> _Dataset listings of figures_:

-=-=-=-=-

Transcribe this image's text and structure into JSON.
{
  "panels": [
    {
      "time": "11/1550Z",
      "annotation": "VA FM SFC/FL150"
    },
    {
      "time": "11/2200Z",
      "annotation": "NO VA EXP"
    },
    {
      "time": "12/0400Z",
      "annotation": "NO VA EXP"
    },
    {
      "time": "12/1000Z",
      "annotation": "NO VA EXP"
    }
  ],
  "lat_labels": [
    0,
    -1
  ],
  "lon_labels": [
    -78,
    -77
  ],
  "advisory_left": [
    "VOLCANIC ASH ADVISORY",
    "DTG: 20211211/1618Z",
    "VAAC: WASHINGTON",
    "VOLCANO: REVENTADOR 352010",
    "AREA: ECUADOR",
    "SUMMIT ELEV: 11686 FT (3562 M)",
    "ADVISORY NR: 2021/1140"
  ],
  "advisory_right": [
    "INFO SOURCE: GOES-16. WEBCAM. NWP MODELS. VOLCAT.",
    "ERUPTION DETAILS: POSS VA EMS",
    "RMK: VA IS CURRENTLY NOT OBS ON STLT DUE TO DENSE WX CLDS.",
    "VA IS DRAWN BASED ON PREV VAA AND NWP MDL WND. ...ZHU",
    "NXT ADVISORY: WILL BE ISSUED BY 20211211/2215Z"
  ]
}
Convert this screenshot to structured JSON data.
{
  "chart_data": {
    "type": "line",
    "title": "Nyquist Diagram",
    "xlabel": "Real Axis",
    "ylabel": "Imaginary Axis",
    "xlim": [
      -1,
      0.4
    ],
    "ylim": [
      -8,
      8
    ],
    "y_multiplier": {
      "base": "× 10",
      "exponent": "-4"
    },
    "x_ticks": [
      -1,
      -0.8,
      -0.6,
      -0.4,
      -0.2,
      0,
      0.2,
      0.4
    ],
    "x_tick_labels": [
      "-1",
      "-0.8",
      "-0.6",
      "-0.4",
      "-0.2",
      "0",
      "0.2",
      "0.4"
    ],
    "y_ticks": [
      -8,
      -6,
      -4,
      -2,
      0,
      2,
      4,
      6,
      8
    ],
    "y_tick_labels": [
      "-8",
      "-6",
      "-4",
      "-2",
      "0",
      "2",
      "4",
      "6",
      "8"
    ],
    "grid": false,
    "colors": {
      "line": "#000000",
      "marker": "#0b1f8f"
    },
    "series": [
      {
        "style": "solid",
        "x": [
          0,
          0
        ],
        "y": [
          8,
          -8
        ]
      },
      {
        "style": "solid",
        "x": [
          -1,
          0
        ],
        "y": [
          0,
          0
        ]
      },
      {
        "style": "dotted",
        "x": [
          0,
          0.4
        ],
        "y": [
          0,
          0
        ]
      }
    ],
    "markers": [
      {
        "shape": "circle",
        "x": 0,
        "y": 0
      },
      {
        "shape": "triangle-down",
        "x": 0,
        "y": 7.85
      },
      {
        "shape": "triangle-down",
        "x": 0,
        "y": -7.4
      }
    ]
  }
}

-=-=-=-=-

> _What you are asked to do_: Output the whole listing above again, word for word.

> _Problem solution_:
Transcribe this image's text and structure into JSON.
{
  "panels": [
    {
      "time": "11/1550Z",
      "annotation": "VA FM SFC/FL150"
    },
    {
      "time": "11/2200Z",
      "annotation": "NO VA EXP"
    },
    {
      "time": "12/0400Z",
      "annotation": "NO VA EXP"
    },
    {
      "time": "12/1000Z",
      "annotation": "NO VA EXP"
    }
  ],
  "lat_labels": [
    0,
    -1
  ],
  "lon_labels": [
    -78,
    -77
  ],
  "advisory_left": [
    "VOLCANIC ASH ADVISORY",
    "DTG: 20211211/1618Z",
    "VAAC: WASHINGTON",
    "VOLCANO: REVENTADOR 352010",
    "AREA: ECUADOR",
    "SUMMIT ELEV: 11686 FT (3562 M)",
    "ADVISORY NR: 2021/1140"
  ],
  "advisory_right": [
    "INFO SOURCE: GOES-16. WEBCAM. NWP MODELS. VOLCAT.",
    "ERUPTION DETAILS: POSS VA EMS",
    "RMK: VA IS CURRENTLY NOT OBS ON STLT DUE TO DENSE WX CLDS.",
    "VA IS DRAWN BASED ON PREV VAA AND NWP MDL WND. ...ZHU",
    "NXT ADVISORY: WILL BE ISSUED BY 20211211/2215Z"
  ]
}
Convert this screenshot to structured JSON data.
{
  "chart_data": {
    "type": "line",
    "title": "Nyquist Diagram",
    "xlabel": "Real Axis",
    "ylabel": "Imaginary Axis",
    "xlim": [
      -1,
      0.4
    ],
    "ylim": [
      -8,
      8
    ],
    "y_multiplier": {
      "base": "× 10",
      "exponent": "-4"
    },
    "x_ticks": [
      -1,
      -0.8,
      -0.6,
      -0.4,
      -0.2,
      0,
      0.2,
      0.4
    ],
    "x_tick_labels": [
      "-1",
      "-0.8",
      "-0.6",
      "-0.4",
      "-0.2",
      "0",
      "0.2",
      "0.4"
    ],
    "y_ticks": [
      -8,
      -6,
      -4,
      -2,
      0,
      2,
      4,
      6,
      8
    ],
    "y_tick_labels": [
      "-8",
      "-6",
      "-4",
      "-2",
      "0",
      "2",
      "4",
      "6",
      "8"
    ],
    "grid": false,
    "colors": {
      "line": "#000000",
      "marker": "#0b1f8f"
    },
    "series": [
      {
        "style": "solid",
        "x": [
          0,
          0
        ],
        "y": [
          8,
          -8
        ]
      },
      {
        "style": "solid",
        "x": [
          -1,
          0
        ],
        "y": [
          0,
          0
        ]
      },
      {
        "style": "dotted",
        "x": [
          0,
          0.4
        ],
        "y": [
          0,
          0
        ]
      }
    ],
    "markers": [
      {
        "shape": "circle",
        "x": 0,
        "y": 0
      },
      {
        "shape": "triangle-down",
        "x": 0,
        "y": 7.85
      },
      {
        "shape": "triangle-down",
        "x": 0,
        "y": -7.4
      }
    ]
  }
}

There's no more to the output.